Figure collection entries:
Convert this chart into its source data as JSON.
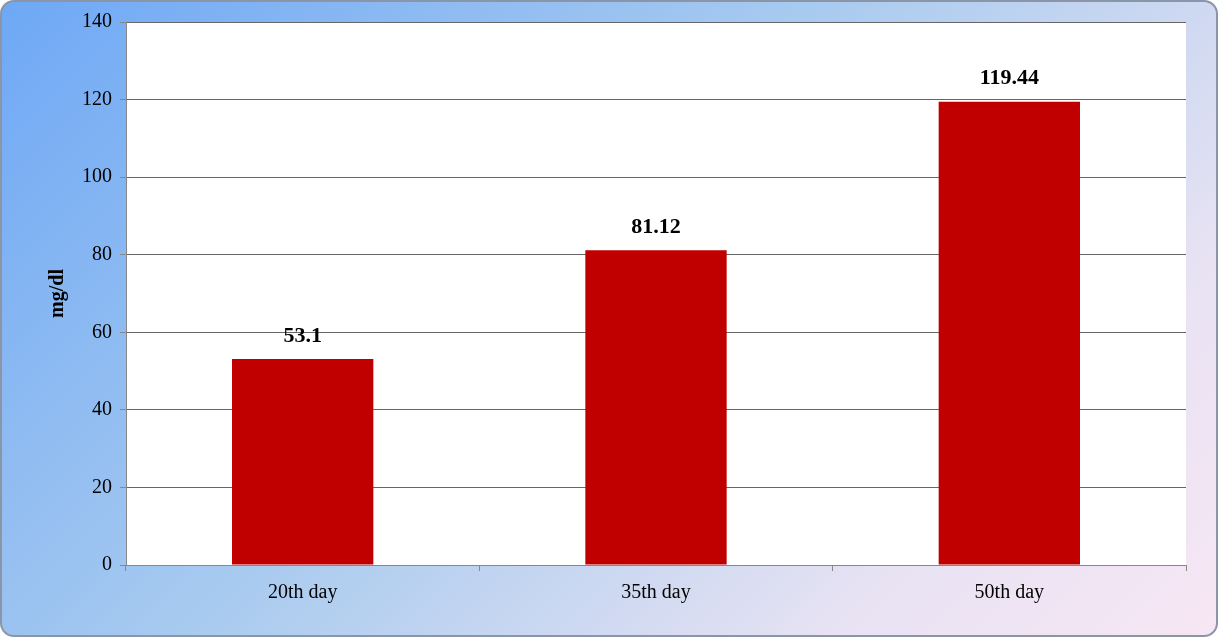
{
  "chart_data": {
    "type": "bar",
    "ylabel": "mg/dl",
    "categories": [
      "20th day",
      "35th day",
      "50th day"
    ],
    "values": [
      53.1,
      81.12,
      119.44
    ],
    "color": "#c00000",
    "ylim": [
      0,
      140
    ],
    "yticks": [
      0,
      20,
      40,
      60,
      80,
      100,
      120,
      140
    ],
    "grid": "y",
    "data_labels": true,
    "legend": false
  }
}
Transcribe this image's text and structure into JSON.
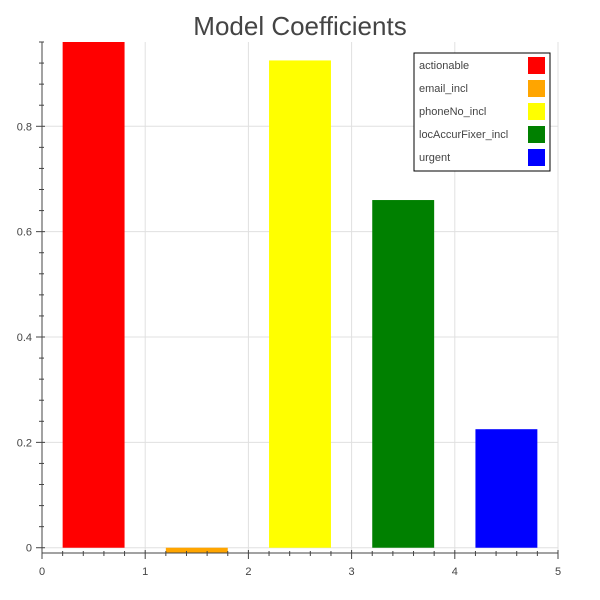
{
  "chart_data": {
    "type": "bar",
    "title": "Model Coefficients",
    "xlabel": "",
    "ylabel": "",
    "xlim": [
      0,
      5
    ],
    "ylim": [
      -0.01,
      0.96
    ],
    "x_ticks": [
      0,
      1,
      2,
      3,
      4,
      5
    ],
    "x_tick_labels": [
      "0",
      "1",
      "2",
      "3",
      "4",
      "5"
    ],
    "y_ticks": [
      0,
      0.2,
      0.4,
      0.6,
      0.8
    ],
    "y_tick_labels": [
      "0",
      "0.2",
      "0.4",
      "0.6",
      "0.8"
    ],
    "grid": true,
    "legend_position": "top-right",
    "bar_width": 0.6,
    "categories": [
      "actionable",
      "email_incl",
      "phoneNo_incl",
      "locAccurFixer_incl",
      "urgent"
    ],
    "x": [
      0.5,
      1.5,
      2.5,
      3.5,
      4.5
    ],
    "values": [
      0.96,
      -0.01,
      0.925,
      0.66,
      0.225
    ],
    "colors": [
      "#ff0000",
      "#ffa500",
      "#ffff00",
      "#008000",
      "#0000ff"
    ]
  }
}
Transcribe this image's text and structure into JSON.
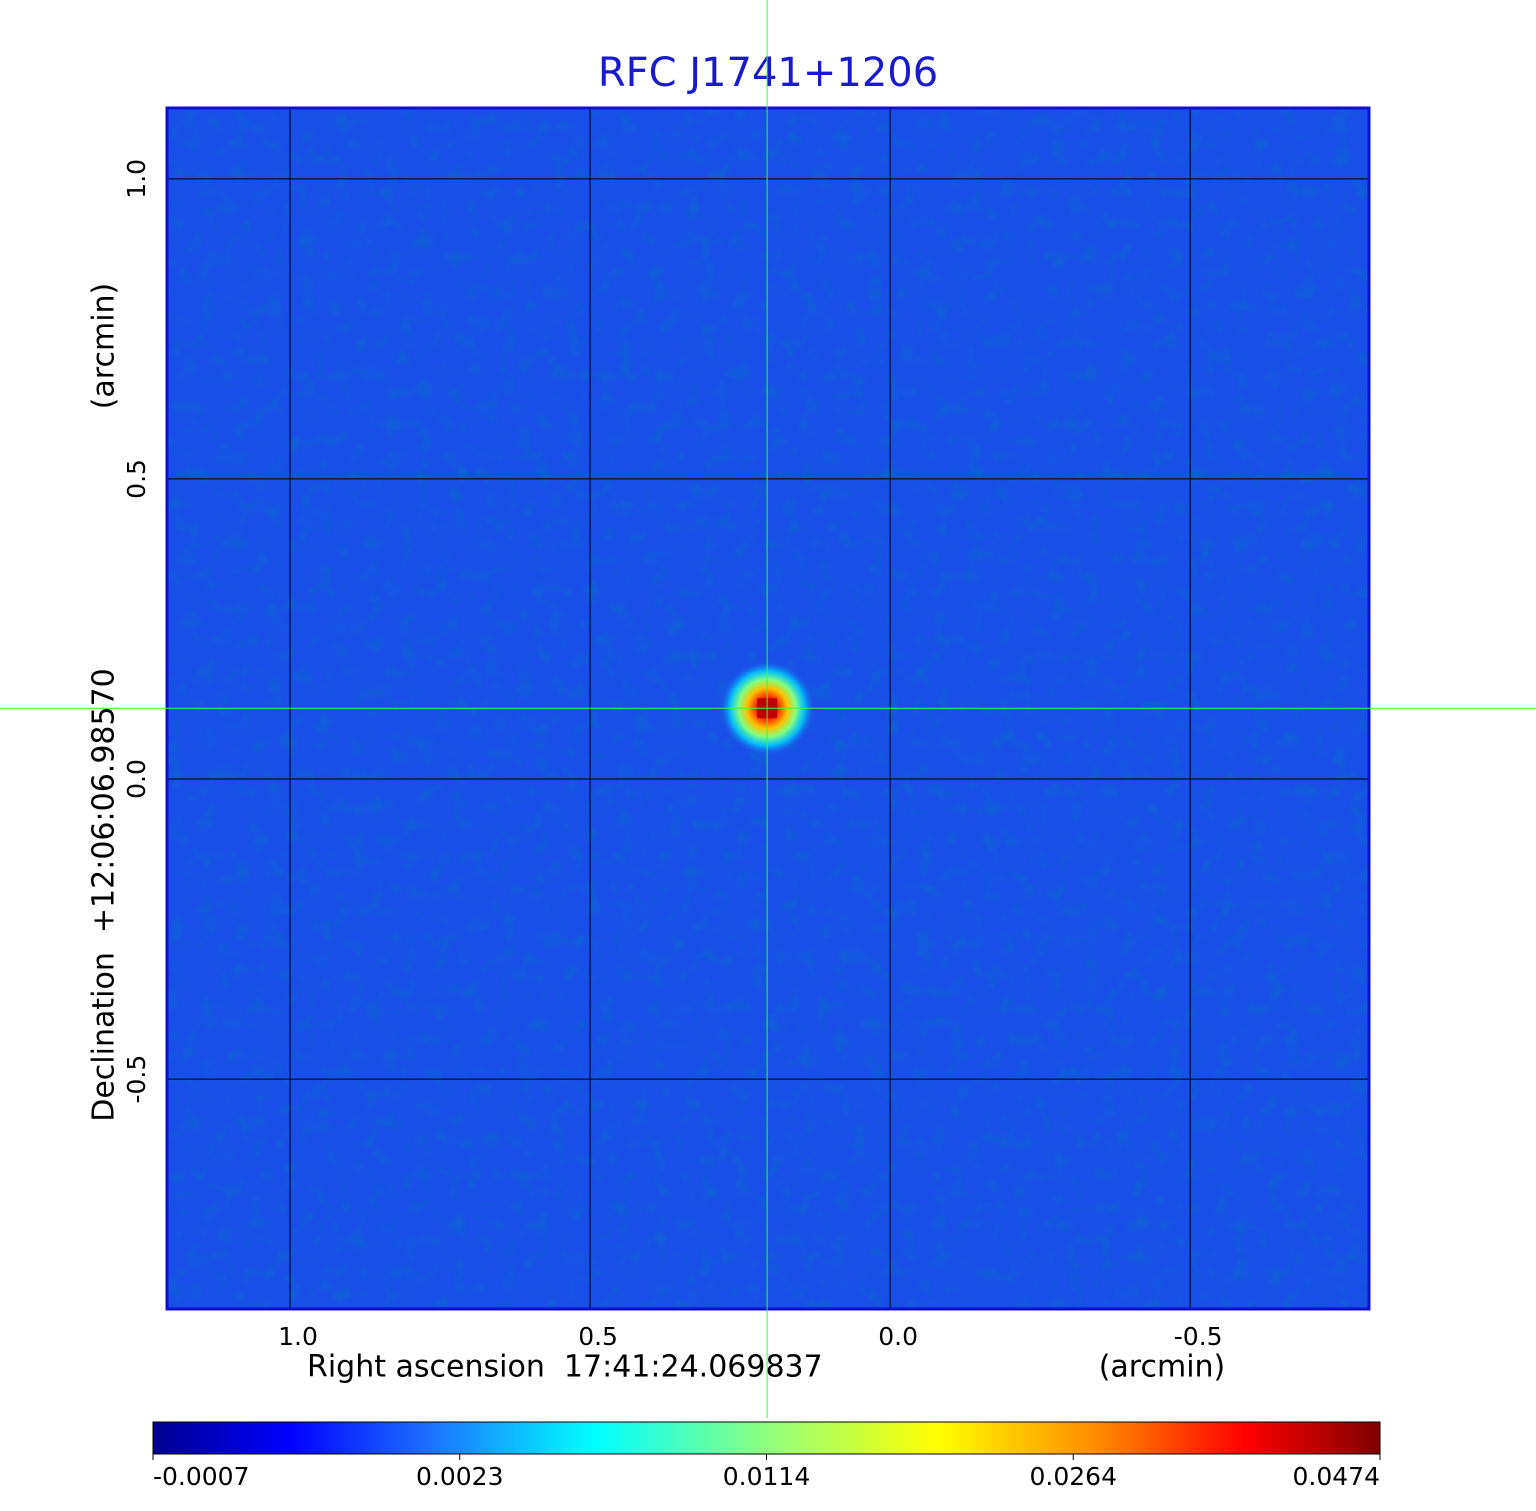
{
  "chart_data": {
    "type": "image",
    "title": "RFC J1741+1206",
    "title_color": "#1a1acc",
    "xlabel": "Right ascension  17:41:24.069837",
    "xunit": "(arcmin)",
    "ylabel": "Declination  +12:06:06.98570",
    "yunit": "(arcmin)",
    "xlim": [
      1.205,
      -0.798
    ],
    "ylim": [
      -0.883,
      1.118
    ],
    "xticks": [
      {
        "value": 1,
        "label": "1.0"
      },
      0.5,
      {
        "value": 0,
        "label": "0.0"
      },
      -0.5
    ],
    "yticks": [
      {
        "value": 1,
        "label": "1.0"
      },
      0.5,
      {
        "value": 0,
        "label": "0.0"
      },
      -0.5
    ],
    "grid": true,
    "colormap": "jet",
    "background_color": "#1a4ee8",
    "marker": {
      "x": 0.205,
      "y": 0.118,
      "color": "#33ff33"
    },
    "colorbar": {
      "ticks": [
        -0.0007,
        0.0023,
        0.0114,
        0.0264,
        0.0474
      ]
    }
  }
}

Given request:
Transcribe every line in the entries above, taking out only the images.

Solved problem:
Convert this chart into its source data as JSON.
{
  "chart_data": {
    "type": "bar",
    "ylabel": "mg/dl",
    "categories": [
      "20th day",
      "35th day",
      "50th day"
    ],
    "values": [
      53.1,
      81.12,
      119.44
    ],
    "color": "#c00000",
    "ylim": [
      0,
      140
    ],
    "yticks": [
      0,
      20,
      40,
      60,
      80,
      100,
      120,
      140
    ],
    "grid": "y",
    "data_labels": true,
    "legend": false
  }
}
Transcribe this image's text and structure into JSON.
{
  "chart_data": {
    "type": "bar",
    "title": "Model Coefficients",
    "xlabel": "",
    "ylabel": "",
    "xlim": [
      0,
      5
    ],
    "ylim": [
      -0.01,
      0.96
    ],
    "x_ticks": [
      0,
      1,
      2,
      3,
      4,
      5
    ],
    "x_tick_labels": [
      "0",
      "1",
      "2",
      "3",
      "4",
      "5"
    ],
    "y_ticks": [
      0,
      0.2,
      0.4,
      0.6,
      0.8
    ],
    "y_tick_labels": [
      "0",
      "0.2",
      "0.4",
      "0.6",
      "0.8"
    ],
    "grid": true,
    "legend_position": "top-right",
    "bar_width": 0.6,
    "categories": [
      "actionable",
      "email_incl",
      "phoneNo_incl",
      "locAccurFixer_incl",
      "urgent"
    ],
    "x": [
      0.5,
      1.5,
      2.5,
      3.5,
      4.5
    ],
    "values": [
      0.96,
      -0.01,
      0.925,
      0.66,
      0.225
    ],
    "colors": [
      "#ff0000",
      "#ffa500",
      "#ffff00",
      "#008000",
      "#0000ff"
    ]
  }
}
Transcribe this image's text and structure into JSON.
{
  "chart_data": {
    "type": "image",
    "title": "RFC J1741+1206",
    "title_color": "#1a1acc",
    "xlabel": "Right ascension  17:41:24.069837",
    "xunit": "(arcmin)",
    "ylabel": "Declination  +12:06:06.98570",
    "yunit": "(arcmin)",
    "xlim": [
      1.205,
      -0.798
    ],
    "ylim": [
      -0.883,
      1.118
    ],
    "xticks": [
      {
        "value": 1,
        "label": "1.0"
      },
      0.5,
      {
        "value": 0,
        "label": "0.0"
      },
      -0.5
    ],
    "yticks": [
      {
        "value": 1,
        "label": "1.0"
      },
      0.5,
      {
        "value": 0,
        "label": "0.0"
      },
      -0.5
    ],
    "grid": true,
    "colormap": "jet",
    "background_color": "#1a4ee8",
    "marker": {
      "x": 0.205,
      "y": 0.118,
      "color": "#33ff33"
    },
    "colorbar": {
      "ticks": [
        -0.0007,
        0.0023,
        0.0114,
        0.0264,
        0.0474
      ]
    }
  }
}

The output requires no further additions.